━━━ Material for the task

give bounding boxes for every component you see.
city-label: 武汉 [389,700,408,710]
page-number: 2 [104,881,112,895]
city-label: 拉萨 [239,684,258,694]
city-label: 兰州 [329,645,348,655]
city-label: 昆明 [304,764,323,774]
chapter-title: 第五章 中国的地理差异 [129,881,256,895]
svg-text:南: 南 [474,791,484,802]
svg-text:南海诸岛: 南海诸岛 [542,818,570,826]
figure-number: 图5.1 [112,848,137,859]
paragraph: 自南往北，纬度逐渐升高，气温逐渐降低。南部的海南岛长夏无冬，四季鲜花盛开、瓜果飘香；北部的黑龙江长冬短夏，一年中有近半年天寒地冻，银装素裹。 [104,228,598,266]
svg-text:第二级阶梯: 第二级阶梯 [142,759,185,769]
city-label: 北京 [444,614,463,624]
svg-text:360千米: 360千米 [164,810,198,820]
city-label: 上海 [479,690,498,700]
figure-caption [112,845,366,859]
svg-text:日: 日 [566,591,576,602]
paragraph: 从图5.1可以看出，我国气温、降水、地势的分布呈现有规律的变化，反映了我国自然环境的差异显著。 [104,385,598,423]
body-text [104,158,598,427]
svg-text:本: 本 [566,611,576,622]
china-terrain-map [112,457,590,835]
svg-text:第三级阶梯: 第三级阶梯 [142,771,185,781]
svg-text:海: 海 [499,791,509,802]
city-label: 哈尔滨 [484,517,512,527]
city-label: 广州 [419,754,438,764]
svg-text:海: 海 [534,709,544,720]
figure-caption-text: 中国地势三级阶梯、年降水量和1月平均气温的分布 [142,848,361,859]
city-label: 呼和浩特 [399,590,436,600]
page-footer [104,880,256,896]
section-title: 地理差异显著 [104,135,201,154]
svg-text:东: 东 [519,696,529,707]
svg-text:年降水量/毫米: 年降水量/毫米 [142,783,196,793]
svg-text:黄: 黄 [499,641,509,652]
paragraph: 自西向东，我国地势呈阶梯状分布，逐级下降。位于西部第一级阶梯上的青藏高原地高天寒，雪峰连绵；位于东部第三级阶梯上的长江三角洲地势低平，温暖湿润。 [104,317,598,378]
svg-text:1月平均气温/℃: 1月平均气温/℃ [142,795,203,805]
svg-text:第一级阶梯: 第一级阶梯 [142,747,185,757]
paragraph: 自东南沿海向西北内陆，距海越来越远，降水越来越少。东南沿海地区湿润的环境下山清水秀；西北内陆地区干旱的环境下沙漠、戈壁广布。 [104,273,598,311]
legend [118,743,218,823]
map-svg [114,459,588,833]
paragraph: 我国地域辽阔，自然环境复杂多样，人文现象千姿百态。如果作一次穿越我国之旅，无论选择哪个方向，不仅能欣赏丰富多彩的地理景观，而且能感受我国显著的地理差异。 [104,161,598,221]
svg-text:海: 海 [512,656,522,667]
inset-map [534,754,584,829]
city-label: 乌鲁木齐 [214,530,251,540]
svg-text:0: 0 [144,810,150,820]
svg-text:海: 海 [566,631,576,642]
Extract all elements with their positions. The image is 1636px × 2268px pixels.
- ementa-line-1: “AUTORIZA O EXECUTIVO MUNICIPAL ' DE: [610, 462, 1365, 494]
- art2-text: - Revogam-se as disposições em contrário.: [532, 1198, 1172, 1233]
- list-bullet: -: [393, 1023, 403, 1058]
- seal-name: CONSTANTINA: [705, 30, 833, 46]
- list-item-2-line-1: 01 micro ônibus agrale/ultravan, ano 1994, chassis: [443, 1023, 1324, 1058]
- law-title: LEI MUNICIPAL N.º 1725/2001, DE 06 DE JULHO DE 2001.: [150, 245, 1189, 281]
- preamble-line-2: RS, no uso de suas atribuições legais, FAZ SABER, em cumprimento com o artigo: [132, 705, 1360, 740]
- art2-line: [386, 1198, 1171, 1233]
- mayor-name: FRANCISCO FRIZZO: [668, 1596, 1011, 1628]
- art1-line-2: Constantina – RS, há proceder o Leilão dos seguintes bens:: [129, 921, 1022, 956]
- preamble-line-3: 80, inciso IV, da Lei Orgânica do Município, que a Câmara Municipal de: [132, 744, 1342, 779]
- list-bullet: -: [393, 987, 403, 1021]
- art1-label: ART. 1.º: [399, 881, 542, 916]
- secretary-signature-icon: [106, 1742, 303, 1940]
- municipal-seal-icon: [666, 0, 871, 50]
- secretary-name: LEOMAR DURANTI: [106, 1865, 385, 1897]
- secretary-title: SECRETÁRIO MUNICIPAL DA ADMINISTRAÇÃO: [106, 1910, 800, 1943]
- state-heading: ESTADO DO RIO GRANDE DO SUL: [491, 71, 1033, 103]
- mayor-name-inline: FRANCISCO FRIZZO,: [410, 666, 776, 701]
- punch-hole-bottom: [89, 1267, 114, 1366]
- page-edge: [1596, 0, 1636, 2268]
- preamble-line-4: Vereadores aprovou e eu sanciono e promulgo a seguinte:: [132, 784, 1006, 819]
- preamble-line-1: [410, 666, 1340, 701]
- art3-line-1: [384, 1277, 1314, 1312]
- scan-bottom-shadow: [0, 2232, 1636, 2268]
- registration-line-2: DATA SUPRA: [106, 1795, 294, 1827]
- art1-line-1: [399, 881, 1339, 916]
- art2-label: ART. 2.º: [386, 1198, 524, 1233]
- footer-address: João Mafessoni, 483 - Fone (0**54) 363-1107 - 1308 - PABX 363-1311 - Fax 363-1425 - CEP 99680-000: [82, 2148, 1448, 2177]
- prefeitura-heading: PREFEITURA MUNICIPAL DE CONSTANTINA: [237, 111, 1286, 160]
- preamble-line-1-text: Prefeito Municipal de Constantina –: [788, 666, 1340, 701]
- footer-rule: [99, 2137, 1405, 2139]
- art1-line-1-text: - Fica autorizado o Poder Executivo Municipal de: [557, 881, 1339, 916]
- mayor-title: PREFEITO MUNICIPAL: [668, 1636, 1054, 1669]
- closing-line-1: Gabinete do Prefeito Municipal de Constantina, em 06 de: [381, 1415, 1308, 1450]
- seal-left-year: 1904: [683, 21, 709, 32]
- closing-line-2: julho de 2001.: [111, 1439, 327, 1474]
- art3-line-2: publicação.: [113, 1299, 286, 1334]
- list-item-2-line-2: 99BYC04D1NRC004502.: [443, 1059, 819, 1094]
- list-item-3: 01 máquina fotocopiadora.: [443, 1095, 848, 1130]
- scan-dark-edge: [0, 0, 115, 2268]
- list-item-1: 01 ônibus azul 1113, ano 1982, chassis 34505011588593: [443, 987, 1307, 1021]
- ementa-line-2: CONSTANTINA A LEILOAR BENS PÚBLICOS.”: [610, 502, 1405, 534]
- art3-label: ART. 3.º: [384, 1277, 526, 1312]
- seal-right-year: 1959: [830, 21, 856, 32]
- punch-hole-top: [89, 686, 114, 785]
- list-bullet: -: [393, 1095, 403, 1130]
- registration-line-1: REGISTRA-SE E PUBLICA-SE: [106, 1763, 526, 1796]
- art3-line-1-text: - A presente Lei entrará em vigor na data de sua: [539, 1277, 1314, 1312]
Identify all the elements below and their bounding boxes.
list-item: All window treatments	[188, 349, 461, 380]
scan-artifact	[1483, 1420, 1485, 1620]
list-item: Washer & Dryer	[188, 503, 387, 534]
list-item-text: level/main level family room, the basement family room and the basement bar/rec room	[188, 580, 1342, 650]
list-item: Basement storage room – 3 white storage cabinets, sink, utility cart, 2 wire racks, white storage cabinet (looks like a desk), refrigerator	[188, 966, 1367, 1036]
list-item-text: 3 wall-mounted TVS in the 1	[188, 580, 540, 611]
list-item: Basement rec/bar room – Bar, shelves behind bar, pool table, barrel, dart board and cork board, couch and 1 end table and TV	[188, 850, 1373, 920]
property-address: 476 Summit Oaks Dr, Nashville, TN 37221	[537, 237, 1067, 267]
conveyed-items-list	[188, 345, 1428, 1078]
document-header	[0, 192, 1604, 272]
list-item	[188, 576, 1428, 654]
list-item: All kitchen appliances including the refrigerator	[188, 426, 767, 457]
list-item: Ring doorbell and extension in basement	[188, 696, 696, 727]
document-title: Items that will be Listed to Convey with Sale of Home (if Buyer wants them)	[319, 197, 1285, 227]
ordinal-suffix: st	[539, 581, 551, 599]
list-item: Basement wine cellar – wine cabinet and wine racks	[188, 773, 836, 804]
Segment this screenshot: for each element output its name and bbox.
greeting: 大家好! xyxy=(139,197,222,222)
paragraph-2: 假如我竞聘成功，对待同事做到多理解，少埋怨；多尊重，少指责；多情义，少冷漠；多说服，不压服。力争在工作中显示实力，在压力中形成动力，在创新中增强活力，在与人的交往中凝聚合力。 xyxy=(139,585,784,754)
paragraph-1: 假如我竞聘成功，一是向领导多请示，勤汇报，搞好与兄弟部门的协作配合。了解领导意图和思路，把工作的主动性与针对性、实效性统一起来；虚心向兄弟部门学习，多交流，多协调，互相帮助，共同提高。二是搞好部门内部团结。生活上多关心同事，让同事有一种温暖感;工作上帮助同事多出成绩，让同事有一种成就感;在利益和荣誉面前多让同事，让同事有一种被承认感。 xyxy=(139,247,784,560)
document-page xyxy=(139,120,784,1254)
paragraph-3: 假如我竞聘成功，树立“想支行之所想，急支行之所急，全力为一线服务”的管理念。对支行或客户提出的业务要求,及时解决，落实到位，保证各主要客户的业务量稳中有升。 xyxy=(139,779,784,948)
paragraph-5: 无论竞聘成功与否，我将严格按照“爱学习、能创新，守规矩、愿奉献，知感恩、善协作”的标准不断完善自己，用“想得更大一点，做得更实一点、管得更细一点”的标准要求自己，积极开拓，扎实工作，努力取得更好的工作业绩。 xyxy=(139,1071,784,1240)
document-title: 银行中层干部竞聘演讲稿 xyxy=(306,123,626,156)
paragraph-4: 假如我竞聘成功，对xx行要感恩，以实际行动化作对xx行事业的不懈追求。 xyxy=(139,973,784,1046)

━━━━━━

§ **Set task**:
Gather every line of the items above that contains the string "paragraph", and copy each such line in full. Case counts, so uppercase and lowercase letters must match.

§ **Correct output**:
paragraph: 自南往北，纬度逐渐升高，气温逐渐降低。南部的海南岛长夏无冬，四季鲜花盛开、瓜果飘香；北部的黑龙江长冬短夏，一年中有近半年天寒地冻，银装素裹。 [104,228,598,266]
paragraph: 从图5.1可以看出，我国气温、降水、地势的分布呈现有规律的变化，反映了我国自然环境的差异显著。 [104,385,598,423]
paragraph: 自西向东，我国地势呈阶梯状分布，逐级下降。位于西部第一级阶梯上的青藏高原地高天寒，雪峰连绵；位于东部第三级阶梯上的长江三角洲地势低平，温暖湿润。 [104,317,598,378]
paragraph: 自东南沿海向西北内陆，距海越来越远，降水越来越少。东南沿海地区湿润的环境下山清水秀；西北内陆地区干旱的环境下沙漠、戈壁广布。 [104,273,598,311]
paragraph: 我国地域辽阔，自然环境复杂多样，人文现象千姿百态。如果作一次穿越我国之旅，无论选择哪个方向，不仅能欣赏丰富多彩的地理景观，而且能感受我国显著的地理差异。 [104,161,598,221]
paragraph-2: 假如我竞聘成功，对待同事做到多理解，少埋怨；多尊重，少指责；多情义，少冷漠；多说服，不压服。力争在工作中显示实力，在压力中形成动力，在创新中增强活力，在与人的交往中凝聚合力。 xyxy=(139,585,784,754)
paragraph-1: 假如我竞聘成功，一是向领导多请示，勤汇报，搞好与兄弟部门的协作配合。了解领导意图和思路，把工作的主动性与针对性、实效性统一起来；虚心向兄弟部门学习，多交流，多协调，互相帮助，共同提高。二是搞好部门内部团结。生活上多关心同事，让同事有一种温暖感;工作上帮助同事多出成绩，让同事有一种成就感;在利益和荣誉面前多让同事，让同事有一种被承认感。 xyxy=(139,247,784,560)
paragraph-3: 假如我竞聘成功，树立“想支行之所想，急支行之所急，全力为一线服务”的管理念。对支行或客户提出的业务要求,及时解决，落实到位，保证各主要客户的业务量稳中有升。 xyxy=(139,779,784,948)
paragraph-5: 无论竞聘成功与否，我将严格按照“爱学习、能创新，守规矩、愿奉献，知感恩、善协作”的标准不断完善自己，用“想得更大一点，做得更实一点、管得更细一点”的标准要求自己，积极开拓，扎实工作，努力取得更好的工作业绩。 xyxy=(139,1071,784,1240)
paragraph-4: 假如我竞聘成功，对xx行要感恩，以实际行动化作对xx行事业的不懈追求。 xyxy=(139,973,784,1046)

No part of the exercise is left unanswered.